EXERCISE PROMPT
All lines featuring the string "Arch" are to be listed.

[Figure contents as structured data]
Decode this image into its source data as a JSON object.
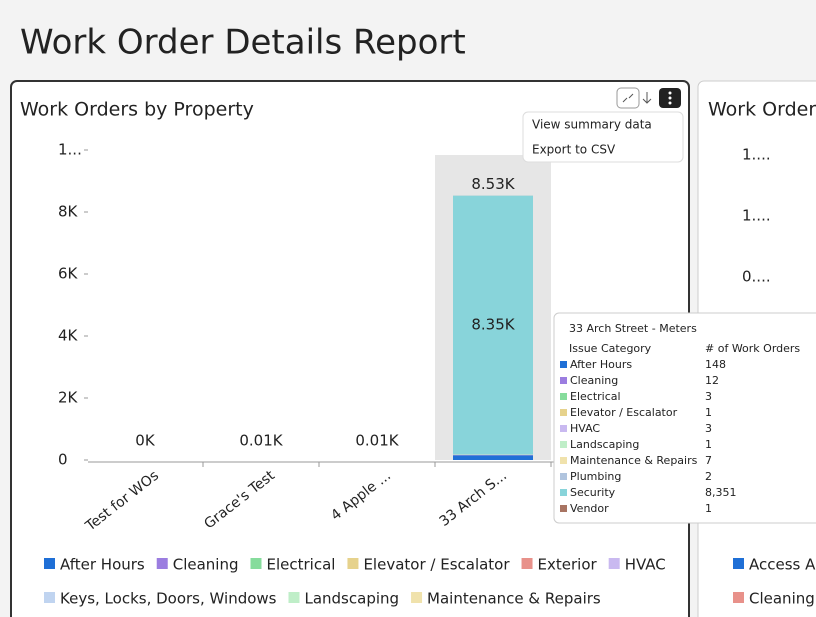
{
  "page_title": "Work Order Details Report",
  "menu": [
    "View summary data",
    "Export to CSV"
  ],
  "chart_data": {
    "type": "bar",
    "stacked": true,
    "title": "Work Orders by Property",
    "categories": [
      "Test for WOs",
      "Grace's Test",
      "4 Apple ...",
      "33 Arch S..."
    ],
    "ylim": [
      0,
      10000
    ],
    "yticks": [
      0,
      {
        "value": 2000,
        "label": "2K"
      },
      {
        "value": 4000,
        "label": "4K"
      },
      {
        "value": 6000,
        "label": "6K"
      },
      {
        "value": 8000,
        "label": "8K"
      },
      {
        "value": 10000,
        "label": "1..."
      }
    ],
    "totals": [
      0,
      10,
      10,
      8529
    ],
    "total_labels": [
      "0K",
      "0.01K",
      "0.01K",
      "8.53K"
    ],
    "highlight": 3,
    "series": [
      {
        "name": "After Hours",
        "color": "#1f6fd6",
        "values": [
          null,
          null,
          null,
          148
        ]
      },
      {
        "name": "Cleaning",
        "color": "#9b7de0",
        "values": [
          null,
          null,
          null,
          12
        ]
      },
      {
        "name": "Electrical",
        "color": "#86dc9c",
        "values": [
          null,
          null,
          null,
          3
        ]
      },
      {
        "name": "Elevator / Escalator",
        "color": "#e6d28c",
        "values": [
          null,
          null,
          null,
          1
        ]
      },
      {
        "name": "Exterior",
        "color": "#e8918a",
        "values": [
          null,
          null,
          null,
          null
        ]
      },
      {
        "name": "HVAC",
        "color": "#c9b9f0",
        "values": [
          null,
          null,
          null,
          3
        ]
      },
      {
        "name": "Keys, Locks, Doors, Windows",
        "color": "#c0d4f0",
        "values": [
          null,
          null,
          null,
          null
        ]
      },
      {
        "name": "Landscaping",
        "color": "#bfeec8",
        "values": [
          null,
          null,
          null,
          1
        ]
      },
      {
        "name": "Maintenance & Repairs",
        "color": "#f0e2ac",
        "values": [
          null,
          null,
          null,
          7
        ]
      },
      {
        "name": "Plumbing",
        "color": "#b0c4de",
        "values": [
          null,
          null,
          null,
          2
        ]
      },
      {
        "name": "Security",
        "color": "#88d4da",
        "values": [
          null,
          null,
          null,
          8351
        ],
        "value_labels": [
          null,
          null,
          null,
          "8,351"
        ],
        "segment_labels": [
          null,
          null,
          null,
          "8.35K"
        ]
      },
      {
        "name": "Vendor",
        "color": "#a87462",
        "values": [
          null,
          null,
          null,
          1
        ]
      }
    ],
    "tooltip": {
      "title": "33 Arch Street - Meters",
      "category_header": "Issue Category",
      "count_header": "# of Work Orders"
    }
  },
  "panel2": {
    "title": "Work Orders",
    "ytick_labels": [
      "1....",
      "1....",
      "0...."
    ],
    "legend": [
      "Access As",
      "Cleaning"
    ]
  }
}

ANSWER TO THIS PROBLEM
      "33 Arch S..."
      "title": "33 Arch Street - Meters",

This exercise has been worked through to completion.